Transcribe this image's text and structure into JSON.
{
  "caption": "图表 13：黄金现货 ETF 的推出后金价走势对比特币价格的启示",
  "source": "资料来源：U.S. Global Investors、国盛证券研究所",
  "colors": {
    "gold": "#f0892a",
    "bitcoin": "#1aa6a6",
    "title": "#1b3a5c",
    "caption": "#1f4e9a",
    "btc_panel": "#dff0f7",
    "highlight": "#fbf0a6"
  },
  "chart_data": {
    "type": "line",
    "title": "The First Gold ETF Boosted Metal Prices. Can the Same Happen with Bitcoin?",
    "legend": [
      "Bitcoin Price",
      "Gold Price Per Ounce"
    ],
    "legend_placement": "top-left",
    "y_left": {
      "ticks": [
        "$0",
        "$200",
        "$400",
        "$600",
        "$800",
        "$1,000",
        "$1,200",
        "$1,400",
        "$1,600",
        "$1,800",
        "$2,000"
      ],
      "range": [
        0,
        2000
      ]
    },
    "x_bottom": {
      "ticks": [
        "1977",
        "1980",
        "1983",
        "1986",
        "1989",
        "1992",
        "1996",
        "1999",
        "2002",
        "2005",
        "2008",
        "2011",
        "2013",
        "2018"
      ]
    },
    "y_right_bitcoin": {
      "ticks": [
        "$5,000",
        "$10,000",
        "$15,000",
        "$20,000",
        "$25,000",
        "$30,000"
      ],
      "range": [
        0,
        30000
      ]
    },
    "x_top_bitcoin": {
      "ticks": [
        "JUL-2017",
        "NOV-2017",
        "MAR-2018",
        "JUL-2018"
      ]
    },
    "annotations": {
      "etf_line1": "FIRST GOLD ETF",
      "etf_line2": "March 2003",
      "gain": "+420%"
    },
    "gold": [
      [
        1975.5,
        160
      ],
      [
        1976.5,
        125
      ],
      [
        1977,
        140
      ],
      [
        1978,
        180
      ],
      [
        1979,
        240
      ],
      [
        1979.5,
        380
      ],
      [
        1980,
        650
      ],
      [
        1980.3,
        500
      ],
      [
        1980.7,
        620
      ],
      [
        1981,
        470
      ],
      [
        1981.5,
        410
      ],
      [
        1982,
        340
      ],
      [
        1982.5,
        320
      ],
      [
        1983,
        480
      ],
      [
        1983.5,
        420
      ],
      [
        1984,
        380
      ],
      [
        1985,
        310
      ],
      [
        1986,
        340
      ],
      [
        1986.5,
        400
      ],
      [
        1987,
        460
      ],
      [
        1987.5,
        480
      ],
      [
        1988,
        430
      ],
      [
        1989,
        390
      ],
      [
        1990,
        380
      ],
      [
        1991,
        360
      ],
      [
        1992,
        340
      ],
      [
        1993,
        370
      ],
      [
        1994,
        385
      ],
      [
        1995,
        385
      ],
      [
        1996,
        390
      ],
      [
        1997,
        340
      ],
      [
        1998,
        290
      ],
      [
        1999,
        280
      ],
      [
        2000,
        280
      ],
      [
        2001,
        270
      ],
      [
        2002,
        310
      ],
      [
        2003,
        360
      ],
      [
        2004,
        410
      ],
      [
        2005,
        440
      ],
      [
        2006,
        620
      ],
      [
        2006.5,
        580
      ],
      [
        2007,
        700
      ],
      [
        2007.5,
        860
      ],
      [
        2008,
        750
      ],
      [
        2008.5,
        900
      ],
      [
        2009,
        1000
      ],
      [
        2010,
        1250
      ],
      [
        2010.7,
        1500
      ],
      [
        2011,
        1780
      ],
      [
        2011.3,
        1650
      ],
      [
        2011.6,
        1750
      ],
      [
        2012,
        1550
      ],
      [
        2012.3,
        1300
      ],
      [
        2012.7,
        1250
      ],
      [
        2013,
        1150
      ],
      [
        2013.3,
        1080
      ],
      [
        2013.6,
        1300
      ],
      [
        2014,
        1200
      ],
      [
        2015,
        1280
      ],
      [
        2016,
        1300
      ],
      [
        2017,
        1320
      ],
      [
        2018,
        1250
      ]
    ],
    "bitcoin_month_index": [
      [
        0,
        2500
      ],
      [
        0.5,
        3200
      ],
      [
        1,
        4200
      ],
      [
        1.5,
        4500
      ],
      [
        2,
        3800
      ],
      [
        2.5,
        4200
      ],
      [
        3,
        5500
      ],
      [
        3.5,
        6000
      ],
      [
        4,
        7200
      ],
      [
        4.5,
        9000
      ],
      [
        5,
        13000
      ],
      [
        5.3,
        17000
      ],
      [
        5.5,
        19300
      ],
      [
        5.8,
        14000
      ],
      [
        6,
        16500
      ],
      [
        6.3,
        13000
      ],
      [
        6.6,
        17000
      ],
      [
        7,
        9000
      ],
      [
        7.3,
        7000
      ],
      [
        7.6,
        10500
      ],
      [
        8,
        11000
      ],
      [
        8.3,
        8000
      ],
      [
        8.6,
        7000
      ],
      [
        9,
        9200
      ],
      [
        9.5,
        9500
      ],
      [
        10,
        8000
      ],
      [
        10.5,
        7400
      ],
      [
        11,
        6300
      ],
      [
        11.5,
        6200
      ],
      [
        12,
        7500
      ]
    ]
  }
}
-.-.-
JOB -> Set down the listing above in full, please, exactly as it appears.

RESPONSE TO THIS TASK ->
Transcribe this image's text and structure into JSON.
{
  "caption": "图表 13：黄金现货 ETF 的推出后金价走势对比特币价格的启示",
  "source": "资料来源：U.S. Global Investors、国盛证券研究所",
  "colors": {
    "gold": "#f0892a",
    "bitcoin": "#1aa6a6",
    "title": "#1b3a5c",
    "caption": "#1f4e9a",
    "btc_panel": "#dff0f7",
    "highlight": "#fbf0a6"
  },
  "chart_data": {
    "type": "line",
    "title": "The First Gold ETF Boosted Metal Prices. Can the Same Happen with Bitcoin?",
    "legend": [
      "Bitcoin Price",
      "Gold Price Per Ounce"
    ],
    "legend_placement": "top-left",
    "y_left": {
      "ticks": [
        "$0",
        "$200",
        "$400",
        "$600",
        "$800",
        "$1,000",
        "$1,200",
        "$1,400",
        "$1,600",
        "$1,800",
        "$2,000"
      ],
      "range": [
        0,
        2000
      ]
    },
    "x_bottom": {
      "ticks": [
        "1977",
        "1980",
        "1983",
        "1986",
        "1989",
        "1992",
        "1996",
        "1999",
        "2002",
        "2005",
        "2008",
        "2011",
        "2013",
        "2018"
      ]
    },
    "y_right_bitcoin": {
      "ticks": [
        "$5,000",
        "$10,000",
        "$15,000",
        "$20,000",
        "$25,000",
        "$30,000"
      ],
      "range": [
        0,
        30000
      ]
    },
    "x_top_bitcoin": {
      "ticks": [
        "JUL-2017",
        "NOV-2017",
        "MAR-2018",
        "JUL-2018"
      ]
    },
    "annotations": {
      "etf_line1": "FIRST GOLD ETF",
      "etf_line2": "March 2003",
      "gain": "+420%"
    },
    "gold": [
      [
        1975.5,
        160
      ],
      [
        1976.5,
        125
      ],
      [
        1977,
        140
      ],
      [
        1978,
        180
      ],
      [
        1979,
        240
      ],
      [
        1979.5,
        380
      ],
      [
        1980,
        650
      ],
      [
        1980.3,
        500
      ],
      [
        1980.7,
        620
      ],
      [
        1981,
        470
      ],
      [
        1981.5,
        410
      ],
      [
        1982,
        340
      ],
      [
        1982.5,
        320
      ],
      [
        1983,
        480
      ],
      [
        1983.5,
        420
      ],
      [
        1984,
        380
      ],
      [
        1985,
        310
      ],
      [
        1986,
        340
      ],
      [
        1986.5,
        400
      ],
      [
        1987,
        460
      ],
      [
        1987.5,
        480
      ],
      [
        1988,
        430
      ],
      [
        1989,
        390
      ],
      [
        1990,
        380
      ],
      [
        1991,
        360
      ],
      [
        1992,
        340
      ],
      [
        1993,
        370
      ],
      [
        1994,
        385
      ],
      [
        1995,
        385
      ],
      [
        1996,
        390
      ],
      [
        1997,
        340
      ],
      [
        1998,
        290
      ],
      [
        1999,
        280
      ],
      [
        2000,
        280
      ],
      [
        2001,
        270
      ],
      [
        2002,
        310
      ],
      [
        2003,
        360
      ],
      [
        2004,
        410
      ],
      [
        2005,
        440
      ],
      [
        2006,
        620
      ],
      [
        2006.5,
        580
      ],
      [
        2007,
        700
      ],
      [
        2007.5,
        860
      ],
      [
        2008,
        750
      ],
      [
        2008.5,
        900
      ],
      [
        2009,
        1000
      ],
      [
        2010,
        1250
      ],
      [
        2010.7,
        1500
      ],
      [
        2011,
        1780
      ],
      [
        2011.3,
        1650
      ],
      [
        2011.6,
        1750
      ],
      [
        2012,
        1550
      ],
      [
        2012.3,
        1300
      ],
      [
        2012.7,
        1250
      ],
      [
        2013,
        1150
      ],
      [
        2013.3,
        1080
      ],
      [
        2013.6,
        1300
      ],
      [
        2014,
        1200
      ],
      [
        2015,
        1280
      ],
      [
        2016,
        1300
      ],
      [
        2017,
        1320
      ],
      [
        2018,
        1250
      ]
    ],
    "bitcoin_month_index": [
      [
        0,
        2500
      ],
      [
        0.5,
        3200
      ],
      [
        1,
        4200
      ],
      [
        1.5,
        4500
      ],
      [
        2,
        3800
      ],
      [
        2.5,
        4200
      ],
      [
        3,
        5500
      ],
      [
        3.5,
        6000
      ],
      [
        4,
        7200
      ],
      [
        4.5,
        9000
      ],
      [
        5,
        13000
      ],
      [
        5.3,
        17000
      ],
      [
        5.5,
        19300
      ],
      [
        5.8,
        14000
      ],
      [
        6,
        16500
      ],
      [
        6.3,
        13000
      ],
      [
        6.6,
        17000
      ],
      [
        7,
        9000
      ],
      [
        7.3,
        7000
      ],
      [
        7.6,
        10500
      ],
      [
        8,
        11000
      ],
      [
        8.3,
        8000
      ],
      [
        8.6,
        7000
      ],
      [
        9,
        9200
      ],
      [
        9.5,
        9500
      ],
      [
        10,
        8000
      ],
      [
        10.5,
        7400
      ],
      [
        11,
        6300
      ],
      [
        11.5,
        6200
      ],
      [
        12,
        7500
      ]
    ]
  }
}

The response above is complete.